# Richiesta 1
Nel brano sul licenziamento di Mario, a che età ha cominciato a lavorare Mario?
# Richiesta 2
Prosegui il brano sul licenziamento di Mario, ripartendo dopo la sua ultima frase.

# Brano del documento
++++++++++++++++++++

Mario ha cominciato a lavorare presto, a 17 anni. In casa i soldi che entravano non erano tanti e lui non voleva pesare sulla famiglia. È stato assunto a tempo indeterminato (una fortuna già dieci anni fa) in una ditta di soccorsi stradali, la stessa che lo ha licenziato. Non era un gran salario, ma era un lavoro stabile, non precario, non in nero, che sembrava dovesse durare per sempre. Mario poi non era sposato, viveva con i suoi, aveva da pagare solo le rate dell'auto appena comprata. Con tutto quello che vedeva intorno, i suoi coetanei senza lavoro o costretti a impieghi saltuari, Mario si considerava fortunato. Poi dieci giorni fa il titolare della ditta - una piccola impresa - lo ha chiamato nel suo ufficio e gli ha detto che doveva licenziarlo. «Non ce la faceva a guardare mio figlio in faccia mentre glielo diceva - racconta il padre di Mario - ma è stato irremovibile». Prima di Mario, che lavorava da autista, un altro operaio erano stato licenziato. La crisi morde duro. Sono tantissime le micro imprese che mandano gli operai a casa. Piccoli numeri, perciò nessuno ne parla, non si accendono i riflettori mediatici che illuminano il disastro della grande chimica da Porto Torres al Sulcis. Ma drammi ugualmente grandi.

++++++++++++++++++++

# Dati forniti
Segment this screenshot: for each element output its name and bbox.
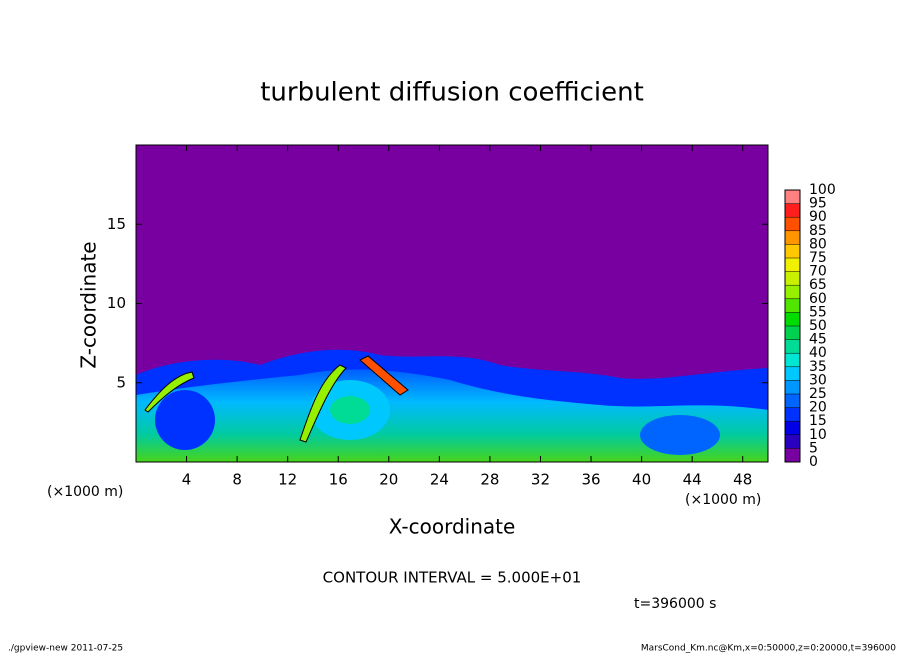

++++++++++++++++++++

# Risultato finale 1
A 17 anni.

# Risultato finale 2
Dopo il licenziamento Mario era cambiato. Si era incupito. Quasi non parlava più. Il padre era preoccupato: «Gli avevo detto che lo avrei aiutato io, lo avrei aiutato a pagare le rate, a cercare un altro lavoro». Ma Mario sapeva che trovare un'altra occupazione era difficile, quasi impossibile poi che qualcuno gli offrisse un nuovo contratto a tempo indeterminato, com'era stato per dieci anni. Mario non era mai stato precario e della precarietà aveva paura. A 27 anni il futuro gli sembrava un buco nero. La sera del 23 guardava la televisione insieme con la madre. Poi è sceso in garage. Per lui quella stanza era come un rifugio, faceva piccole cose di manutenzione. Alla madre ha detto di non preoccuparsi. Più tardi, ormai di notte, la donna, spenta la tv, prima di andare a letto è scesa nel garage. Non lo faceva mai, ma quella sera era preoccupata, perché Mario non stava bene. La luce era accesa ma non si udivano rumori. La madre ha aperto la porta, il figlio pendeva da una corda appeso al soppalco, morto.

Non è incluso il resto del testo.